**EXERCISE AIM:** Identify each line below that contains the word "title", and copy it out.

**STORED RECORDS:**
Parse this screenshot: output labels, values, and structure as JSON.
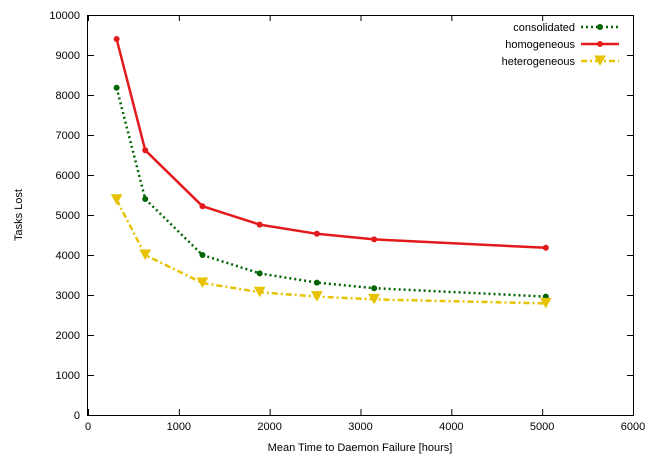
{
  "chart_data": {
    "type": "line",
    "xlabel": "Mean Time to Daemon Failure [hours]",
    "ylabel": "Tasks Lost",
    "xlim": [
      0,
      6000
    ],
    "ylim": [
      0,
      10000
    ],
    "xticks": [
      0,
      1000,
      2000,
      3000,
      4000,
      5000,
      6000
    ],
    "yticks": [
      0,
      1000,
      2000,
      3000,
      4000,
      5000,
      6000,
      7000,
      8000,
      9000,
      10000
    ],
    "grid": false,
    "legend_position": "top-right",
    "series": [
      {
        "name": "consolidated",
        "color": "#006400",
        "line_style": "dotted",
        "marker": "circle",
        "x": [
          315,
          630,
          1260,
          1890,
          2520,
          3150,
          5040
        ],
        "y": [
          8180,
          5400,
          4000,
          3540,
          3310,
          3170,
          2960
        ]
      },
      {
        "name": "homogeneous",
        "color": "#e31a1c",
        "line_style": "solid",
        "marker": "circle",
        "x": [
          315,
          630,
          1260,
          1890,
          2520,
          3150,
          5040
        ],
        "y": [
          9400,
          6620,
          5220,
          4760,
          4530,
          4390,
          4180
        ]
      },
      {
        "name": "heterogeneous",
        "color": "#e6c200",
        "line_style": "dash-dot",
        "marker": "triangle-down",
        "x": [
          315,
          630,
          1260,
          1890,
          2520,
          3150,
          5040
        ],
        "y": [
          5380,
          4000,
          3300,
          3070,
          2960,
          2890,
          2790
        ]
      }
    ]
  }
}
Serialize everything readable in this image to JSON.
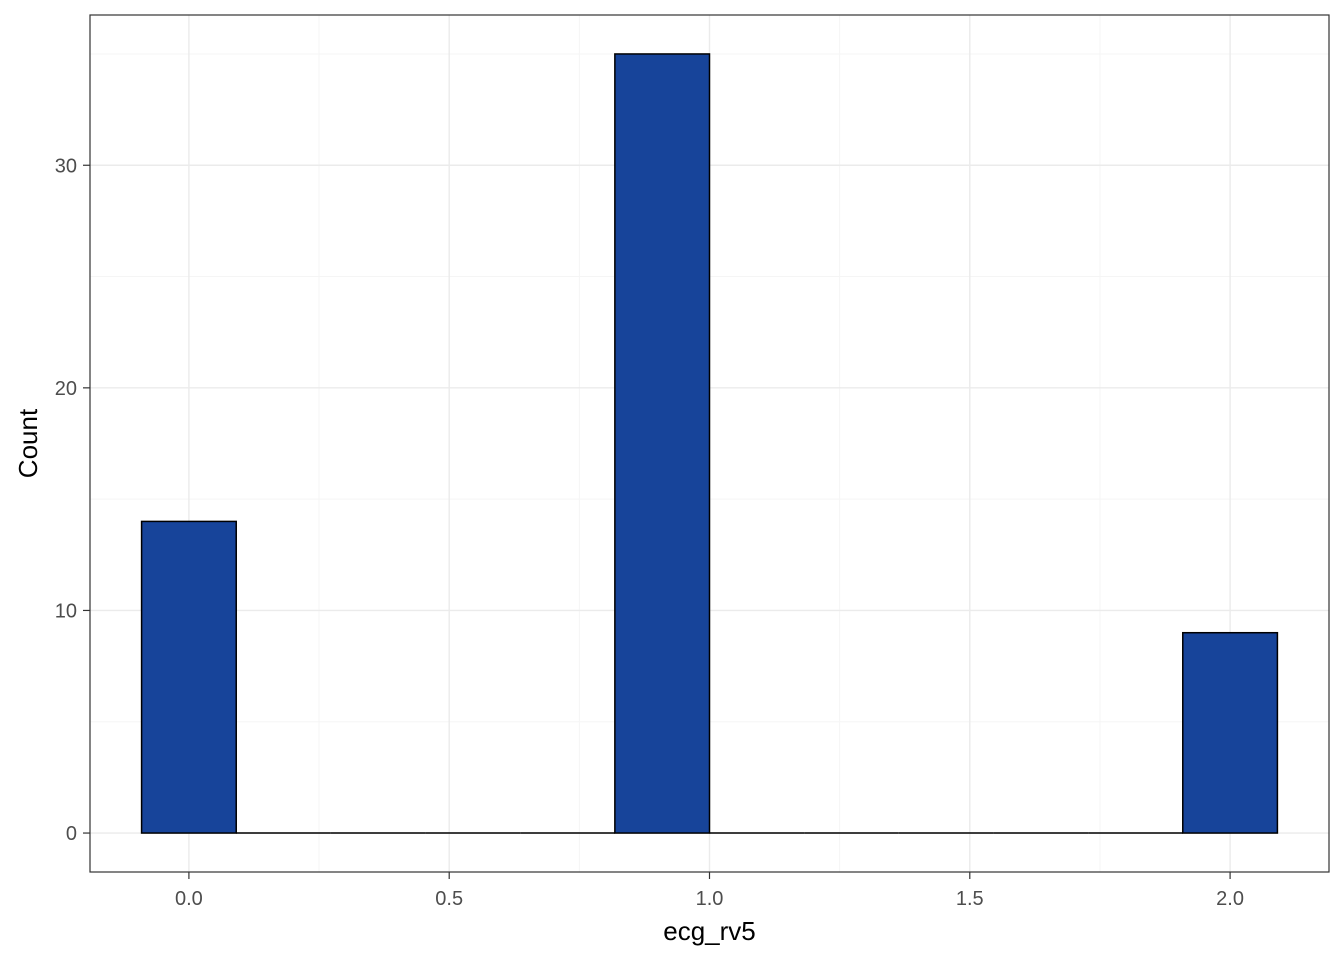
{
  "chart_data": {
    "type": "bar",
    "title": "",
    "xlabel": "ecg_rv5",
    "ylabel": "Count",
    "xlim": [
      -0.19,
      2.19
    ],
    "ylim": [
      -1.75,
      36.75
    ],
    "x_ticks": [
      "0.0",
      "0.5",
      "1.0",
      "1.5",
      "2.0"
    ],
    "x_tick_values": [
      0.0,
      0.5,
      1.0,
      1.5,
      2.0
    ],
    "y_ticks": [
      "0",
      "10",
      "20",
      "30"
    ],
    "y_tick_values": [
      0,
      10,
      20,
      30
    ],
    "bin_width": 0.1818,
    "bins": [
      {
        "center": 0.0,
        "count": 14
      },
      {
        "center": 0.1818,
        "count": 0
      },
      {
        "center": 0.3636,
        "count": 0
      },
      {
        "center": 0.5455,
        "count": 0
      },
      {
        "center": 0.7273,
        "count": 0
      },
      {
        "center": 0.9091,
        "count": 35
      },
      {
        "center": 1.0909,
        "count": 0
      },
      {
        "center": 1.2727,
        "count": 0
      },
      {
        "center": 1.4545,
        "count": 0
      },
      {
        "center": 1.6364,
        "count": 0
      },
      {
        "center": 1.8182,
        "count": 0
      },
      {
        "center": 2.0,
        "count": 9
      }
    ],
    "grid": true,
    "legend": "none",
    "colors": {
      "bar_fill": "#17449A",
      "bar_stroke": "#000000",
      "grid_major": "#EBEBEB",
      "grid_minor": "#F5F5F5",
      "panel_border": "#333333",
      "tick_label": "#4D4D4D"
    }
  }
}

--

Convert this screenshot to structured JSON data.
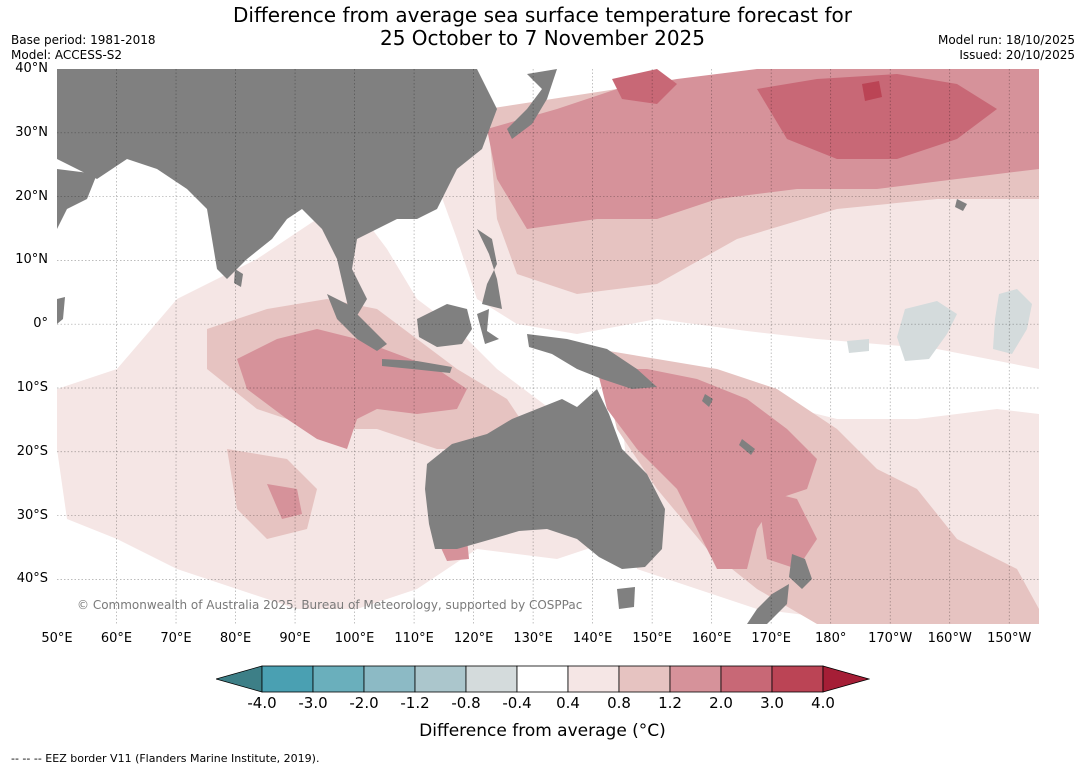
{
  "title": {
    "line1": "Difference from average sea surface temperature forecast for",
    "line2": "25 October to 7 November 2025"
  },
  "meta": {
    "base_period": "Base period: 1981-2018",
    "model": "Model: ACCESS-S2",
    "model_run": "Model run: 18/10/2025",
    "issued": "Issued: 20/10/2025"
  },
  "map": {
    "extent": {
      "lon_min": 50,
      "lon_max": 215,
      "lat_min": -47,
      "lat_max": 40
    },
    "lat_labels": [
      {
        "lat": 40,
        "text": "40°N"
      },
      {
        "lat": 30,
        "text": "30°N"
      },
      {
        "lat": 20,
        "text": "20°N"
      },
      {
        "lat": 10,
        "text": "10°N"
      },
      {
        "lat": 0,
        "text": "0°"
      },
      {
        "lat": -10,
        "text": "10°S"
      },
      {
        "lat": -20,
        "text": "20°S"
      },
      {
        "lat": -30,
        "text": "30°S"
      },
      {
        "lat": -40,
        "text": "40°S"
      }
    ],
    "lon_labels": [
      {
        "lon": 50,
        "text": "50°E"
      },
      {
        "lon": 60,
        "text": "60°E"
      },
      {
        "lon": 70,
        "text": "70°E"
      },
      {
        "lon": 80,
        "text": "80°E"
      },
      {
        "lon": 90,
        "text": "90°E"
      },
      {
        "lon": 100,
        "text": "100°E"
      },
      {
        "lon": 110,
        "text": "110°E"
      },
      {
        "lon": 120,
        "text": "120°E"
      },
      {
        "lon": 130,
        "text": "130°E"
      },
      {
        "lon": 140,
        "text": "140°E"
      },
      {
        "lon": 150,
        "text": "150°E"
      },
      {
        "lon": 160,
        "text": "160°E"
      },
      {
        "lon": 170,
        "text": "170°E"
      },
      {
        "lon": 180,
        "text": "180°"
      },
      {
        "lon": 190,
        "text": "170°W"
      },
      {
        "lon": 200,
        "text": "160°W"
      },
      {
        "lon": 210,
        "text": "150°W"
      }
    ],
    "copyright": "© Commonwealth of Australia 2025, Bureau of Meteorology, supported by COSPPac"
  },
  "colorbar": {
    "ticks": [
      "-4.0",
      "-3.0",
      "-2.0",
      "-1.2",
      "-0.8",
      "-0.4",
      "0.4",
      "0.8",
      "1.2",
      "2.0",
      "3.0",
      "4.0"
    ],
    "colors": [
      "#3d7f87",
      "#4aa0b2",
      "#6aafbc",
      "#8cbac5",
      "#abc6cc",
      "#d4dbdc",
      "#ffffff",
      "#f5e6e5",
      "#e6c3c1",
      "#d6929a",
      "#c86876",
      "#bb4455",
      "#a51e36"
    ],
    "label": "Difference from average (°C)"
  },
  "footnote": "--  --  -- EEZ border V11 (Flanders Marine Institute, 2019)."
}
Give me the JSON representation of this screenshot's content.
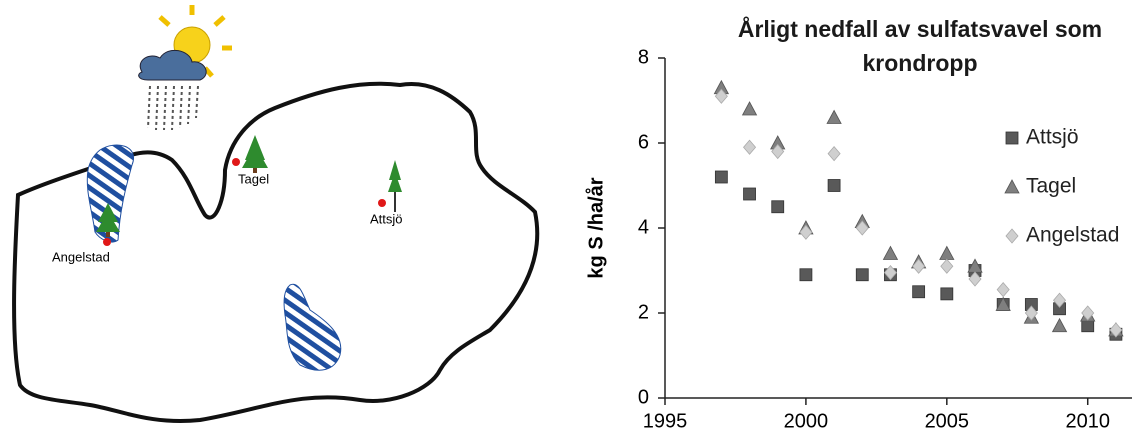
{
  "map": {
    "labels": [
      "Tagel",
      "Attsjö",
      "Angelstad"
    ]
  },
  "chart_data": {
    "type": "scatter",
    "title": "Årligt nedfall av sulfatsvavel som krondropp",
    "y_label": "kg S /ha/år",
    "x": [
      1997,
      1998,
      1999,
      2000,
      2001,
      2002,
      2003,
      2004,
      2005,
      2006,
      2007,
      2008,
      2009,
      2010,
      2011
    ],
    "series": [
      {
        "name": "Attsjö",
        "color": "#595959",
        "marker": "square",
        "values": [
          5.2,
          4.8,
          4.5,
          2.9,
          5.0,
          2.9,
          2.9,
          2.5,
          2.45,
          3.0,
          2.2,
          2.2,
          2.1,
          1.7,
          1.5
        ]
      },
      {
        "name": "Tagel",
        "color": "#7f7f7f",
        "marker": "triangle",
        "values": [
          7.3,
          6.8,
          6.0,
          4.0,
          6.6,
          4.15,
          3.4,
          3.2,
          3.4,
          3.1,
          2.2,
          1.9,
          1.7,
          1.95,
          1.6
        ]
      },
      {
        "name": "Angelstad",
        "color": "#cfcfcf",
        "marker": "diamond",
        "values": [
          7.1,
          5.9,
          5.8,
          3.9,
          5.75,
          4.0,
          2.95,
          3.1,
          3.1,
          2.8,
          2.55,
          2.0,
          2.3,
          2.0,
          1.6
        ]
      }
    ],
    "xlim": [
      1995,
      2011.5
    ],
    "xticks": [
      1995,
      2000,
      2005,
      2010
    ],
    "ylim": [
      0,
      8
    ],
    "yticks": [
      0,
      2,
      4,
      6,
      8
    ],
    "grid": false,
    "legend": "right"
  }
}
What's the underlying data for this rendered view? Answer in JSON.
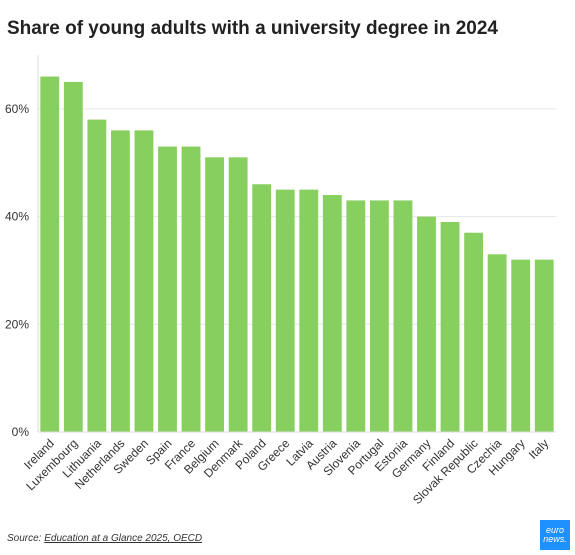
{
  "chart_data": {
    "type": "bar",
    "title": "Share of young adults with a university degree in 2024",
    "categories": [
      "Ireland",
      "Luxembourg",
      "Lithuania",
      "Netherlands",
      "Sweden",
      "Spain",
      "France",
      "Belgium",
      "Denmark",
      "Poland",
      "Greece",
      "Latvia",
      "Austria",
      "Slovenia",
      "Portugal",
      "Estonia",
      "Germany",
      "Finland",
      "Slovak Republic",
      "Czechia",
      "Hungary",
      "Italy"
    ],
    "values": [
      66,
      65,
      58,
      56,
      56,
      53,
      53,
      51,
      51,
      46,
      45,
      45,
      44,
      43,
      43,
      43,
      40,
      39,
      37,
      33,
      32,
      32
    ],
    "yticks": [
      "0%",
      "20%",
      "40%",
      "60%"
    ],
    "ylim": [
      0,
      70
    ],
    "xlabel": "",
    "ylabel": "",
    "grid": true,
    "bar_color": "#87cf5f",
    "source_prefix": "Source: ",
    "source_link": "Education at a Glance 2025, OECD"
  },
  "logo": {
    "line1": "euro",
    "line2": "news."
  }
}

--

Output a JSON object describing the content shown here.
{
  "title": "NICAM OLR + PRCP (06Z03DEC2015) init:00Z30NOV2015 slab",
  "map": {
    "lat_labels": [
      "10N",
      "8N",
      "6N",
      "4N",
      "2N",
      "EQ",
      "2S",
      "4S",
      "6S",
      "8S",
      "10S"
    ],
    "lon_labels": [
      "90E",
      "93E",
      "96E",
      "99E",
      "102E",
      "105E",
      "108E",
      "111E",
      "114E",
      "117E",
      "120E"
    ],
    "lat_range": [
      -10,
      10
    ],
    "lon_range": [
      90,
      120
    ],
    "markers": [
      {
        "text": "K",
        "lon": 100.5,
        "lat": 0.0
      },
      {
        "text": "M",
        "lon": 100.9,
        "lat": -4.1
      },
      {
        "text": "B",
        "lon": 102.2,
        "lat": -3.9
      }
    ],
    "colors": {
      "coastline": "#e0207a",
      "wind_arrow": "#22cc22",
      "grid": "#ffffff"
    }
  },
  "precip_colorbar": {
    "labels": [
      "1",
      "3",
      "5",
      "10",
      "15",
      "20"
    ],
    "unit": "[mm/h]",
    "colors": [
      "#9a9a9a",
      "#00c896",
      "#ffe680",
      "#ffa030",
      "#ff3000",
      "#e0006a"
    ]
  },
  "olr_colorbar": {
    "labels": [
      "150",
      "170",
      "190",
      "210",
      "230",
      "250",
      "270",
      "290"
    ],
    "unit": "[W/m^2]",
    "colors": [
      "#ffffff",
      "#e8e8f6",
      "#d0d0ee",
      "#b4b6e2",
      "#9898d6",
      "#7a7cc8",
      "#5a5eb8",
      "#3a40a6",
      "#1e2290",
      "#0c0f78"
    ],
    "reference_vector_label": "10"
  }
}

**TASK OUTPUT:**
    "title": "",
  "title": {
    "title": "Årligt nedfall av sulfatsvavel som krondropp",
    "title": "Share of young adults with a university degree in 2024",
  "title": "NICAM OLR + PRCP (06Z03DEC2015) init:00Z30NOV2015 slab",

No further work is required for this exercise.